* START Data provided *

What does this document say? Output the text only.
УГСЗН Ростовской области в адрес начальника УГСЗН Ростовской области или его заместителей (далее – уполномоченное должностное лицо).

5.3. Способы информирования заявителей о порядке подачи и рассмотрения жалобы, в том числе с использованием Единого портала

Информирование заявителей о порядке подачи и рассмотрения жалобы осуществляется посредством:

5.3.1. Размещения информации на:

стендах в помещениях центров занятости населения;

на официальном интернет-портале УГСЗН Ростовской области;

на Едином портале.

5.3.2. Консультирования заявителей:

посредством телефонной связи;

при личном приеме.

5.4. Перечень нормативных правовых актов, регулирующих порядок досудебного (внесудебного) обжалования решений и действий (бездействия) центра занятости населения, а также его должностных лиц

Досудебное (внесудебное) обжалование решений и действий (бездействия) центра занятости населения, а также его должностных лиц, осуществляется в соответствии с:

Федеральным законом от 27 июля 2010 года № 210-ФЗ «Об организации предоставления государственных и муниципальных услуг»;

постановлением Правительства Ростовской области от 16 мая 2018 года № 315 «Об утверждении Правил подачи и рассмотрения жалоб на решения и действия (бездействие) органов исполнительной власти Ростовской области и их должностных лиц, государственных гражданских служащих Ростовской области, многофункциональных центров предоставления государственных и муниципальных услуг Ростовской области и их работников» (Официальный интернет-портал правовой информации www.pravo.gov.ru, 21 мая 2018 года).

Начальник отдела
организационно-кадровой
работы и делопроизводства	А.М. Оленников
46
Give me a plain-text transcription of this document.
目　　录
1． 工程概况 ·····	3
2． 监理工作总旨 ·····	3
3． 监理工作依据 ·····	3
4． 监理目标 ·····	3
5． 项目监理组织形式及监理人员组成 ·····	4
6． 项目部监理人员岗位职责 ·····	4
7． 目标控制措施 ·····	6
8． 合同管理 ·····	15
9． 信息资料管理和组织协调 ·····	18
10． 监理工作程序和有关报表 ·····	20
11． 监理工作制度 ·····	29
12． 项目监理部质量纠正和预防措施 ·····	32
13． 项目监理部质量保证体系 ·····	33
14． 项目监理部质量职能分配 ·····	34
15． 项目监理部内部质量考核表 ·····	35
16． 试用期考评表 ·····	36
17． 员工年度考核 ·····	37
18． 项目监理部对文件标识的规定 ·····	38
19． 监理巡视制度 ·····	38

* END Data provided *

• **Stated goal**: Output the line holding "Give me a plain-text", then every later line through the end of the records above, exactly as given and nothing else.

• **Finished answer**:
Give me a plain-text transcription of this document.
目　　录
1． 工程概况 ·····	3
2． 监理工作总旨 ·····	3
3． 监理工作依据 ·····	3
4． 监理目标 ·····	3
5． 项目监理组织形式及监理人员组成 ·····	4
6． 项目部监理人员岗位职责 ·····	4
7． 目标控制措施 ·····	6
8． 合同管理 ·····	15
9． 信息资料管理和组织协调 ·····	18
10． 监理工作程序和有关报表 ·····	20
11． 监理工作制度 ·····	29
12． 项目监理部质量纠正和预防措施 ·····	32
13． 项目监理部质量保证体系 ·····	33
14． 项目监理部质量职能分配 ·····	34
15． 项目监理部内部质量考核表 ·····	35
16． 试用期考评表 ·····	36
17． 员工年度考核 ·····	37
18． 项目监理部对文件标识的规定 ·····	38
19． 监理巡视制度 ·····	38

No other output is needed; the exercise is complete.